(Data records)
---+---

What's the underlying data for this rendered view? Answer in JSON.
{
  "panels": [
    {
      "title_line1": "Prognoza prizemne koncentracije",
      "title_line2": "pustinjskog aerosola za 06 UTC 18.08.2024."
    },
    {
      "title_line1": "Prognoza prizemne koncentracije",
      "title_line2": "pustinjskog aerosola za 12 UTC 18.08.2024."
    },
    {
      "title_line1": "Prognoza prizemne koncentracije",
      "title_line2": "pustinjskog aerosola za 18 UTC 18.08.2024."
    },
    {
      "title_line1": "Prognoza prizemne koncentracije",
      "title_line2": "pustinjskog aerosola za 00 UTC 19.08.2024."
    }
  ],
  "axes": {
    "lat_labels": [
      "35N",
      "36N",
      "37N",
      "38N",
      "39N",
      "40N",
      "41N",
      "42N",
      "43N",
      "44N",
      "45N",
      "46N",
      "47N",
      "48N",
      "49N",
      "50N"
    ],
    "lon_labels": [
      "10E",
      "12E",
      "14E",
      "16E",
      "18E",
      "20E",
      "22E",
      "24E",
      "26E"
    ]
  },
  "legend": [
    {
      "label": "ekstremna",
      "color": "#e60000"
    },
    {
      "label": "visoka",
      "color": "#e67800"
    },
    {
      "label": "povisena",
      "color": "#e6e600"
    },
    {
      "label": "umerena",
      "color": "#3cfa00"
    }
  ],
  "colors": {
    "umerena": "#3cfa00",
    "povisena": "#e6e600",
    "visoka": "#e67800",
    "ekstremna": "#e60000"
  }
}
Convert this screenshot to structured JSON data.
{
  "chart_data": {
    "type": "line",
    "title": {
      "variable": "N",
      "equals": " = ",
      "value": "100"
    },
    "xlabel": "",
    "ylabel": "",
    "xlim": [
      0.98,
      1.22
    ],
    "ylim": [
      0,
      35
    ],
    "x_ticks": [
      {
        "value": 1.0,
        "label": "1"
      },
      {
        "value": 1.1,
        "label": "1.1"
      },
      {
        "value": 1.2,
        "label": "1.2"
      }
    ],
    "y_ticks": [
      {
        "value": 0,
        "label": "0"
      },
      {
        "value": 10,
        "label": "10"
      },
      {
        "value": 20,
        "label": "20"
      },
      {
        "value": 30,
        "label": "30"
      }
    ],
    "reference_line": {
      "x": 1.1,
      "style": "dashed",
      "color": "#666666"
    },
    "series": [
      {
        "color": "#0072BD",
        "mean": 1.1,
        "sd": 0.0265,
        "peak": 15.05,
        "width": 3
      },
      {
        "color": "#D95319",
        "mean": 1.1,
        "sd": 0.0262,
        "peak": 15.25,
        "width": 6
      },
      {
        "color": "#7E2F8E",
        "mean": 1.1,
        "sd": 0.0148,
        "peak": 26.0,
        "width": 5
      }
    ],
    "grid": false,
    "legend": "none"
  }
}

---+---

Reproduce the material above exactly; please quote every line of it.

What's the underlying data for this rendered view? Answer in JSON.
{
  "panels": [
    {
      "title_line1": "Prognoza prizemne koncentracije",
      "title_line2": "pustinjskog aerosola za 06 UTC 18.08.2024."
    },
    {
      "title_line1": "Prognoza prizemne koncentracije",
      "title_line2": "pustinjskog aerosola za 12 UTC 18.08.2024."
    },
    {
      "title_line1": "Prognoza prizemne koncentracije",
      "title_line2": "pustinjskog aerosola za 18 UTC 18.08.2024."
    },
    {
      "title_line1": "Prognoza prizemne koncentracije",
      "title_line2": "pustinjskog aerosola za 00 UTC 19.08.2024."
    }
  ],
  "axes": {
    "lat_labels": [
      "35N",
      "36N",
      "37N",
      "38N",
      "39N",
      "40N",
      "41N",
      "42N",
      "43N",
      "44N",
      "45N",
      "46N",
      "47N",
      "48N",
      "49N",
      "50N"
    ],
    "lon_labels": [
      "10E",
      "12E",
      "14E",
      "16E",
      "18E",
      "20E",
      "22E",
      "24E",
      "26E"
    ]
  },
  "legend": [
    {
      "label": "ekstremna",
      "color": "#e60000"
    },
    {
      "label": "visoka",
      "color": "#e67800"
    },
    {
      "label": "povisena",
      "color": "#e6e600"
    },
    {
      "label": "umerena",
      "color": "#3cfa00"
    }
  ],
  "colors": {
    "umerena": "#3cfa00",
    "povisena": "#e6e600",
    "visoka": "#e67800",
    "ekstremna": "#e60000"
  }
}
Convert this screenshot to structured JSON data.
{
  "chart_data": {
    "type": "line",
    "title": {
      "variable": "N",
      "equals": " = ",
      "value": "100"
    },
    "xlabel": "",
    "ylabel": "",
    "xlim": [
      0.98,
      1.22
    ],
    "ylim": [
      0,
      35
    ],
    "x_ticks": [
      {
        "value": 1.0,
        "label": "1"
      },
      {
        "value": 1.1,
        "label": "1.1"
      },
      {
        "value": 1.2,
        "label": "1.2"
      }
    ],
    "y_ticks": [
      {
        "value": 0,
        "label": "0"
      },
      {
        "value": 10,
        "label": "10"
      },
      {
        "value": 20,
        "label": "20"
      },
      {
        "value": 30,
        "label": "30"
      }
    ],
    "reference_line": {
      "x": 1.1,
      "style": "dashed",
      "color": "#666666"
    },
    "series": [
      {
        "color": "#0072BD",
        "mean": 1.1,
        "sd": 0.0265,
        "peak": 15.05,
        "width": 3
      },
      {
        "color": "#D95319",
        "mean": 1.1,
        "sd": 0.0262,
        "peak": 15.25,
        "width": 6
      },
      {
        "color": "#7E2F8E",
        "mean": 1.1,
        "sd": 0.0148,
        "peak": 26.0,
        "width": 5
      }
    ],
    "grid": false,
    "legend": "none"
  }
}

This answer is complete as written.